[Dataset excerpt]

====

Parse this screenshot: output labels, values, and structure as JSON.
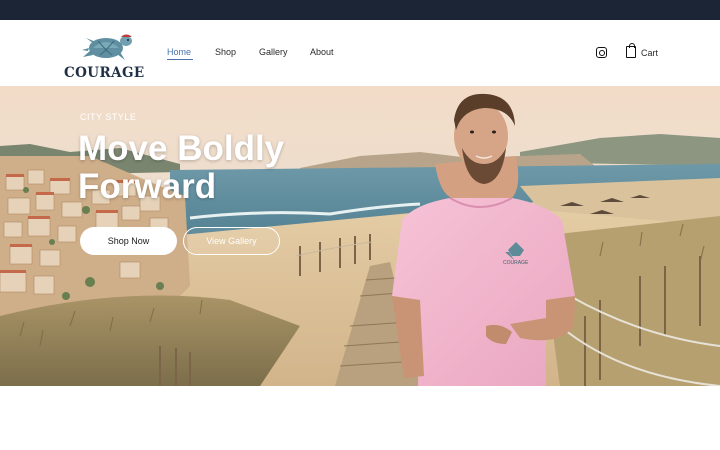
{
  "brand": {
    "name": "COURAGE",
    "logo_icon": "sea-turtle-logo"
  },
  "nav": {
    "items": [
      {
        "label": "Home",
        "active": true
      },
      {
        "label": "Shop"
      },
      {
        "label": "Gallery"
      },
      {
        "label": "About"
      }
    ]
  },
  "header_actions": {
    "instagram_icon": "instagram-icon",
    "cart_icon": "shopping-bag-icon",
    "cart_label": "Cart"
  },
  "hero": {
    "eyebrow": "CITY STYLE",
    "headline_line1": "Move Boldly",
    "headline_line2": "Forward",
    "shirt_print": "COURAGE",
    "primary_button": "Shop Now",
    "secondary_button": "View Gallery"
  },
  "colors": {
    "topbar": "#1c2536",
    "accent": "#4a72a8",
    "shirt": "#f3b6ce"
  }
}
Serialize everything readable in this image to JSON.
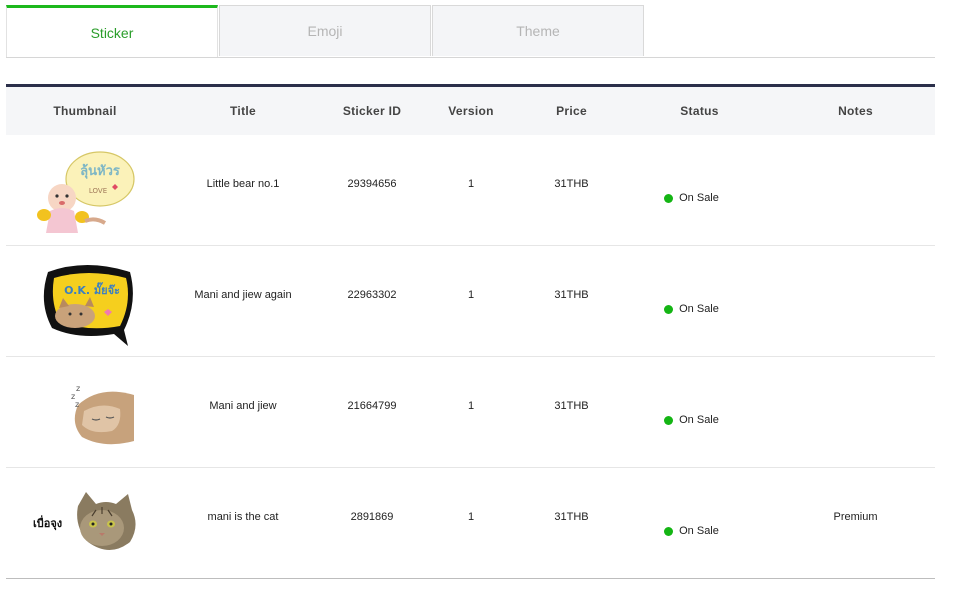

====

◆ **TASK PROMPT**
Copy out all the data exactly; skip the pictures.

◆ **ANSWER IN FULL**
Parse this screenshot: output labels, values, and structure as JSON.
{
  "brand": {
    "name": "COURAGE",
    "logo_icon": "sea-turtle-logo"
  },
  "nav": {
    "items": [
      {
        "label": "Home",
        "active": true
      },
      {
        "label": "Shop"
      },
      {
        "label": "Gallery"
      },
      {
        "label": "About"
      }
    ]
  },
  "header_actions": {
    "instagram_icon": "instagram-icon",
    "cart_icon": "shopping-bag-icon",
    "cart_label": "Cart"
  },
  "hero": {
    "eyebrow": "CITY STYLE",
    "headline_line1": "Move Boldly",
    "headline_line2": "Forward",
    "shirt_print": "COURAGE",
    "primary_button": "Shop Now",
    "secondary_button": "View Gallery"
  },
  "colors": {
    "topbar": "#1c2536",
    "accent": "#4a72a8",
    "shirt": "#f3b6ce"
  }
}
Serialize everything readable in this image to JSON.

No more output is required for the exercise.